Hadoop: Rack Awareness

If you want your multi node cluster to be rack aware you need to do a few things. The following is to be done only on the master (namenode) only.

nano /home/myuser/rack.sh

With the following contents

#!/bin/bash

# Adjust/Add the property "net.topology.script.file.name"
# to core-site.xml with the "absolute" path the this
# file. ENSURE the file is "executable".

# Supply appropriate rack prefix
RACK_PREFIX=myrackprefix

# To test, supply a hostname as script input:
if [ $# -gt 0 ]; then

CTL_FILE=${CTL_FILE:-"rack.data"}

HADOOP_CONF=${HADOOP_CONF:-"/home/myuser"}

if [ ! -f ${HADOOP_CONF}/${CTL_FILE} ]; then
 echo -n "/$RACK_PREFIX/rack "
 exit 0
fi

while [ $# -gt 0 ] ; do
 nodeArg=$1
 exec< ${HADOOP_CONF}/${CTL_FILE}
 result=""
 while read line ; do
 ar=( $line )
 if [ "${ar[0]}" = "$nodeArg" ] ; then
 result="${ar[1]}"
 fi
 done
 shift
 if [ -z "$result" ] ; then
 echo -n "/$RACK_PREFIX/rack "
 else
 echo -n "/$RACK_PREFIX/rack_$result "

══════

> [YOUR TASKS]:
A. According to the Hadoop rack awareness page, on which machine should these steps be done?
B. Repeat the part of the Hadoop rack awareness page starting at "Hadoop: Rack Awareness" and ending at "master (namenode) only.".
C. Go on with the Hadoop rack awareness page, picking up right after the last line shown.

[Bounding box entries]
══════

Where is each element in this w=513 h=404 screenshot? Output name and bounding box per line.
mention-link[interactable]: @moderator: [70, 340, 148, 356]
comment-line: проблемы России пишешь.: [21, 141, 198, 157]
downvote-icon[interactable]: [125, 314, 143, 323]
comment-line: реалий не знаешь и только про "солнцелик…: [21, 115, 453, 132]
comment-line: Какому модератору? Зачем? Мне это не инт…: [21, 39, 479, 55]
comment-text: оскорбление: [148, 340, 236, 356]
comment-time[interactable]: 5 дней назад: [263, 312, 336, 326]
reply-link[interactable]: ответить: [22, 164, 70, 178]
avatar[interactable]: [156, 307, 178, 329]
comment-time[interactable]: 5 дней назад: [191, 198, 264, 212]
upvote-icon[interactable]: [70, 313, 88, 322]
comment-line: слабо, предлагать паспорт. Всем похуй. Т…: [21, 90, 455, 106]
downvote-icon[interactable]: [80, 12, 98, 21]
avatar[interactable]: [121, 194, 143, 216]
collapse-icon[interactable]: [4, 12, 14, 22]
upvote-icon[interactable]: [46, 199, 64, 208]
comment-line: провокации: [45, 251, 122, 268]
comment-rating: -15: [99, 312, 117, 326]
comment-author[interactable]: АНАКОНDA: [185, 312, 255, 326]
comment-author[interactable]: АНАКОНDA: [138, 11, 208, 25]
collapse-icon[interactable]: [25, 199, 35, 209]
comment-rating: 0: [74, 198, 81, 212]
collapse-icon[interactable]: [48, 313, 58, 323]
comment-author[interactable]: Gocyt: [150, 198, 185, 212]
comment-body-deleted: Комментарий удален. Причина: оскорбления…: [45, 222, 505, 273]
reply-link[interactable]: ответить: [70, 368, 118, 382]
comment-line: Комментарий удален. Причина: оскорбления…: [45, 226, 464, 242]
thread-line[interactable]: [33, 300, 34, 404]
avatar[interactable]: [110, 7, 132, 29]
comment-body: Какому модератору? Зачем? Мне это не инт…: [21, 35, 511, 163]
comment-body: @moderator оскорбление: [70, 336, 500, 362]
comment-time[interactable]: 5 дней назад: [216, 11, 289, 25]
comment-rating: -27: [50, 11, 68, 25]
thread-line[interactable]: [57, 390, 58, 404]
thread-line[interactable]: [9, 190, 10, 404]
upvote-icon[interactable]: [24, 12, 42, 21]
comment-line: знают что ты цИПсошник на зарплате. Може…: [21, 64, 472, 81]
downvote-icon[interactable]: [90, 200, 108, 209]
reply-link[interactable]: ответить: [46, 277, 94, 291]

══════

> [ANSWERS TO EACH TASK]:
A. Only on the master (namenode).

B.
Hadoop: Rack Awareness

If you want your multi node cluster to be rack aware you need to do a few things. The following is to be done only on the master (namenode) only.

C.
 fi
done

else
 echo -n "/$RACK_PREFIX/rack "
fi

Set execute permissions

sudo chmod 755 rack.sh

Create the data file that has your rack information. You must be very careful not to have too many spaces between the host and the rack.

namenode_ip 1
secondarynode_ip 2
datanode1_ip 1
datanode2_ip 2

The last step is to update core-site.xml file located in your hadoop directory.

nano /usr/local/hadoop/etc/hadoop/core-site.xml

Set the contents to the following of where your rack.sh file is located.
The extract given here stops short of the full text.